◆ WHAT IS NEEDED: Among the lines below, count those with "background". Give the total alone.
◆ ◆ ◆ ◆ ◆
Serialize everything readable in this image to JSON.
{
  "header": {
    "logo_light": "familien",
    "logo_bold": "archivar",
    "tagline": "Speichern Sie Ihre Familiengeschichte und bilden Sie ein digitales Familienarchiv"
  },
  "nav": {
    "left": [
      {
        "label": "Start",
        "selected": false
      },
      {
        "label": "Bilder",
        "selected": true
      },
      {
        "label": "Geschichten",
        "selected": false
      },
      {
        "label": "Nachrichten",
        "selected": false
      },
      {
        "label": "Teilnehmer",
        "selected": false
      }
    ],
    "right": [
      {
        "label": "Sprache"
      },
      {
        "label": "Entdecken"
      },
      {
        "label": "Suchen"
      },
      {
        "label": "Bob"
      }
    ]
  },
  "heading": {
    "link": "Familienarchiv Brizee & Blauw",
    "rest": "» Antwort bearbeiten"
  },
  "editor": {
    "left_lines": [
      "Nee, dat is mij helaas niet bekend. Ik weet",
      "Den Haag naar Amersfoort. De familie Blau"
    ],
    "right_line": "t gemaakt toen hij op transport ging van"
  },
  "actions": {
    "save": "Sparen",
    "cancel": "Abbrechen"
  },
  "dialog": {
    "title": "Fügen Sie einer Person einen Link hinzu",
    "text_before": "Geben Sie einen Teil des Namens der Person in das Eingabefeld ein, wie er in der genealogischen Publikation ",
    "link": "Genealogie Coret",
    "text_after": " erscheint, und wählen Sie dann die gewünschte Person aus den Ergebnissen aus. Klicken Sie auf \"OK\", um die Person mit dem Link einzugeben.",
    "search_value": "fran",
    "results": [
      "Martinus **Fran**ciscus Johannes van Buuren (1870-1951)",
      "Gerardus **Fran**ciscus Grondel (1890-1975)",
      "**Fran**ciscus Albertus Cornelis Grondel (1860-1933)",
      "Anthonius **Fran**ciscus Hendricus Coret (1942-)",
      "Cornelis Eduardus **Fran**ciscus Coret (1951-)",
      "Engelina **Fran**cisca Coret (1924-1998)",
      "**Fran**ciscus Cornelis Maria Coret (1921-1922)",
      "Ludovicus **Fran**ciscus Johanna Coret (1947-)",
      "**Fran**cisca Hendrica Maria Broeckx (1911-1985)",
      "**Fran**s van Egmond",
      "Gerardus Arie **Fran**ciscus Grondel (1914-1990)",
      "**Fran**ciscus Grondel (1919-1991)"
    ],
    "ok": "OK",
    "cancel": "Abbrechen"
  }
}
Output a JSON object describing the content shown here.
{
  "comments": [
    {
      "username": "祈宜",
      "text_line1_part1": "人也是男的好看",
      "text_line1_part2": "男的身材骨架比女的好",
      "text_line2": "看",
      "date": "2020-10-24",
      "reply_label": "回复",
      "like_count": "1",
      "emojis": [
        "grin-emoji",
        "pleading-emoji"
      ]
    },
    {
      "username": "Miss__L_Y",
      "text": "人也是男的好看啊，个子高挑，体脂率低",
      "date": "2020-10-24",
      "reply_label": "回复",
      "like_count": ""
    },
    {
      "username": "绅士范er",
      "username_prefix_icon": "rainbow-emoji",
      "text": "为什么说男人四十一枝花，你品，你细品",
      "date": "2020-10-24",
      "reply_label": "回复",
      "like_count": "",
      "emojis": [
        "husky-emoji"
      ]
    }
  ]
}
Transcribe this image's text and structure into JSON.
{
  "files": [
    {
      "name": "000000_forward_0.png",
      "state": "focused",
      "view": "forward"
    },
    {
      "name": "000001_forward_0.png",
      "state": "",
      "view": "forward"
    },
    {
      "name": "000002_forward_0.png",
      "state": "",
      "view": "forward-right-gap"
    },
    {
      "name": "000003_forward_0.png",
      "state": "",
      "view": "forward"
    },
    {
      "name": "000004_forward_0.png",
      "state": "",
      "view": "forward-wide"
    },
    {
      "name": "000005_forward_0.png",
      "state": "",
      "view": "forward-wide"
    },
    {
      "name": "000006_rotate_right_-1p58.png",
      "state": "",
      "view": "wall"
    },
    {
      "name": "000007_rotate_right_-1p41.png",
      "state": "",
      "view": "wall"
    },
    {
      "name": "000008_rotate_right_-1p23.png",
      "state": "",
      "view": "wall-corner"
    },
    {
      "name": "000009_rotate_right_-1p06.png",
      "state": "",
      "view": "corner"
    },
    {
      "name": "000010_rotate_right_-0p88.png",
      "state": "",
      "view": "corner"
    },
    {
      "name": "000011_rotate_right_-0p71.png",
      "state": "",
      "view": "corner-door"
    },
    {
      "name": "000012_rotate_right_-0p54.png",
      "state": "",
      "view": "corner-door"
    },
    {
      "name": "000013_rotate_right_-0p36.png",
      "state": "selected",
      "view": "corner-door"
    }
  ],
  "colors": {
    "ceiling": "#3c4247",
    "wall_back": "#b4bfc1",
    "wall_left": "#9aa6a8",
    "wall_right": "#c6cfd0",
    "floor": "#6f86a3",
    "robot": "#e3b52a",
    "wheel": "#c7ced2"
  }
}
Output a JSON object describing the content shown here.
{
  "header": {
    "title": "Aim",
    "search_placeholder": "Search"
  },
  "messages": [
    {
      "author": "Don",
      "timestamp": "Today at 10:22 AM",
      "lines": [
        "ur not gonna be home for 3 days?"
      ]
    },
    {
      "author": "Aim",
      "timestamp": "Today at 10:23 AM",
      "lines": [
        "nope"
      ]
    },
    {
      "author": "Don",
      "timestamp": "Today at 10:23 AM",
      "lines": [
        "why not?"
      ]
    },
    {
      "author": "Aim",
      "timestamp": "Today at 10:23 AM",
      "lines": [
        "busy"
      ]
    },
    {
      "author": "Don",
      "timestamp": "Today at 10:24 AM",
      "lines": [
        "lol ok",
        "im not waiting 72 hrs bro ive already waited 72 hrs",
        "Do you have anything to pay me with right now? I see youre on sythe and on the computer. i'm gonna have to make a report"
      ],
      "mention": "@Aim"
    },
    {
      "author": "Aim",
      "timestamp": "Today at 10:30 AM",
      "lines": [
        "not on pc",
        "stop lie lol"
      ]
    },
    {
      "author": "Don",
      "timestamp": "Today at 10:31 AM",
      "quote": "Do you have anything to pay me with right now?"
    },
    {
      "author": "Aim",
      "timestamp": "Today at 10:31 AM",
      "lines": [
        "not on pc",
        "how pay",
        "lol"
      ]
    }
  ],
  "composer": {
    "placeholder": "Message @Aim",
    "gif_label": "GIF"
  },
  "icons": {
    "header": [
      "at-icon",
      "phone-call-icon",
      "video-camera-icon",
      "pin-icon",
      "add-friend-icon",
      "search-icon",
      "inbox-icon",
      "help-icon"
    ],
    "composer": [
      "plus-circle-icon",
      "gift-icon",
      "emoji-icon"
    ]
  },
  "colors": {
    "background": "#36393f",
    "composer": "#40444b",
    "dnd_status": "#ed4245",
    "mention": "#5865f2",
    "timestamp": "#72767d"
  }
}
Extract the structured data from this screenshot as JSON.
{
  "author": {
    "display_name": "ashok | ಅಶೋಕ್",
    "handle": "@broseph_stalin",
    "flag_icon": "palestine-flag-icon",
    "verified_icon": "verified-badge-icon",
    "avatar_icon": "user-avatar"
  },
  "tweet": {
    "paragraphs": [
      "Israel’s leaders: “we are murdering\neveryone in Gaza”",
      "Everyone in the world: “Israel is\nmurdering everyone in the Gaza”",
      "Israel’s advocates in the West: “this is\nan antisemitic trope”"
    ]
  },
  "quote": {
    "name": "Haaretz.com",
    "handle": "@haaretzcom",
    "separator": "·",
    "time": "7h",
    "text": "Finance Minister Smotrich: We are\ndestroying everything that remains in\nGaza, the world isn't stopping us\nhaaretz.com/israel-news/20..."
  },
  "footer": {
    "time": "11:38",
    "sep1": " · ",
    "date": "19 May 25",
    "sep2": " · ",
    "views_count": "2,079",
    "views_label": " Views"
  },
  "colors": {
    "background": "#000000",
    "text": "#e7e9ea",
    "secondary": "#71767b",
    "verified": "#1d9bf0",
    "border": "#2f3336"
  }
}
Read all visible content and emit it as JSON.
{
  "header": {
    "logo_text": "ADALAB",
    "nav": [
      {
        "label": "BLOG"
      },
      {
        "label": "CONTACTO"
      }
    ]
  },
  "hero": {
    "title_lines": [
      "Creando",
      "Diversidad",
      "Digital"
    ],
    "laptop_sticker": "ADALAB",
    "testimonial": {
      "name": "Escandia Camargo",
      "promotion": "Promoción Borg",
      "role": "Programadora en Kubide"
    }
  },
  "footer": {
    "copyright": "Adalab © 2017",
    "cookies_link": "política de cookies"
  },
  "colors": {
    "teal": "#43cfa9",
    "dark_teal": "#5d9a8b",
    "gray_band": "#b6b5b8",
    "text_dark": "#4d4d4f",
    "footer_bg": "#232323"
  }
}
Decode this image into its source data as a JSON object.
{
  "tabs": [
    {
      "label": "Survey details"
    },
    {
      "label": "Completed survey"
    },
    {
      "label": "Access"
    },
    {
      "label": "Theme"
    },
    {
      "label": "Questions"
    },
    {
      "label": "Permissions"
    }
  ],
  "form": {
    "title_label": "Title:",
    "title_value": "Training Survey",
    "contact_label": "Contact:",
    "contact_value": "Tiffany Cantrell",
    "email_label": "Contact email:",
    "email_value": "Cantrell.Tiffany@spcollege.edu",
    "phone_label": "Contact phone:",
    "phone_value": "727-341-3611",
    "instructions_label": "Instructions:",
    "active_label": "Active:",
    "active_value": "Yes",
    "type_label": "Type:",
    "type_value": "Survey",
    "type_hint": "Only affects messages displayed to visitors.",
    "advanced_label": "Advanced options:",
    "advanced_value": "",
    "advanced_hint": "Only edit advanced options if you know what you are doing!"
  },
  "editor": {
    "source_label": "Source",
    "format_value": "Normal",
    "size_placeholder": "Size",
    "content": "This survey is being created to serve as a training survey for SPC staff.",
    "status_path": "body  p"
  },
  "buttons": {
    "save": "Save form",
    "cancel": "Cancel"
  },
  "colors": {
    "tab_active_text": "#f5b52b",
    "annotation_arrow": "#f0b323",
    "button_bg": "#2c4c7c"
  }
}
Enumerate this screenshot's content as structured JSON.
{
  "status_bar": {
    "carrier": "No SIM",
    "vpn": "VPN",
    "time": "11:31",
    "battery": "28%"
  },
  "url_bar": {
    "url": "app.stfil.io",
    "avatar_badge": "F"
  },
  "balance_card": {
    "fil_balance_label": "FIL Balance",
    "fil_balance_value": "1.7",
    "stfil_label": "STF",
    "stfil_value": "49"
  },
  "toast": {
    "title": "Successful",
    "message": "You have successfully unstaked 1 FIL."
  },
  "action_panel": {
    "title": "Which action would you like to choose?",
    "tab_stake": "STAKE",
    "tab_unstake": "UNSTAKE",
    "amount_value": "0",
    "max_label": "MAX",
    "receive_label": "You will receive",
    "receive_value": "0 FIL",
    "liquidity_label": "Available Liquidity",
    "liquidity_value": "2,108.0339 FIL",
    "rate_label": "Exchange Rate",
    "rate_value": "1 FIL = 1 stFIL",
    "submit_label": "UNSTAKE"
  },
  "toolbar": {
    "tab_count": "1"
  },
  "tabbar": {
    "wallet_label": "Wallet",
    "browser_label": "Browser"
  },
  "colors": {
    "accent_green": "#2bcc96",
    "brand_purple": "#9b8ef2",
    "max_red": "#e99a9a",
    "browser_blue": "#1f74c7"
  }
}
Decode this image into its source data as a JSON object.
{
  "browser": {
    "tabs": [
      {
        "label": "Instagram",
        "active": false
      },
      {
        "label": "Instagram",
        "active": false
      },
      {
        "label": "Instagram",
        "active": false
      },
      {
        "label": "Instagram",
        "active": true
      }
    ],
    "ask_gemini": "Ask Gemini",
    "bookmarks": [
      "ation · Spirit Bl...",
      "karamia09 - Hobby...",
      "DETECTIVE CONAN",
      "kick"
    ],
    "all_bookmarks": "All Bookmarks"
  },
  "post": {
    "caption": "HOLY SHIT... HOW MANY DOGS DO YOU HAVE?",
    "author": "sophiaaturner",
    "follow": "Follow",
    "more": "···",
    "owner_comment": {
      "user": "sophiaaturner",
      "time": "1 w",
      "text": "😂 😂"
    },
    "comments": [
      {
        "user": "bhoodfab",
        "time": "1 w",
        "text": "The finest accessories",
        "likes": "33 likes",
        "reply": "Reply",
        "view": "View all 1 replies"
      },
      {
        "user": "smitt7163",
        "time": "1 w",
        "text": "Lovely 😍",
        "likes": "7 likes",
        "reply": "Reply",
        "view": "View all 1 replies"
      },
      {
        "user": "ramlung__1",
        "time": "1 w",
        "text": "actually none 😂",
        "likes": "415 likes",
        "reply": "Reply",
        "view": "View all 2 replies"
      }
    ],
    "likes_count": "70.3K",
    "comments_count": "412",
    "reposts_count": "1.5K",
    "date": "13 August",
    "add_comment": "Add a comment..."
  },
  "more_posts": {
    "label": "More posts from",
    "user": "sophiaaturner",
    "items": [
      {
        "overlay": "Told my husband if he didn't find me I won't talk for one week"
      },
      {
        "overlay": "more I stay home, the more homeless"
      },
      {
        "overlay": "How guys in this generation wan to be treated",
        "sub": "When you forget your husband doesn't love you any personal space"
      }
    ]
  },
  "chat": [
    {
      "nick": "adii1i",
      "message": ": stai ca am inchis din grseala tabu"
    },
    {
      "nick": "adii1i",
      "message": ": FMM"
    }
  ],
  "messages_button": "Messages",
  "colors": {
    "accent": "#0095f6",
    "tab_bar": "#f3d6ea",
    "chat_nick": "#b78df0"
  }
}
◆ ◆ ◆ ◆ ◆
◆ REPLY: 2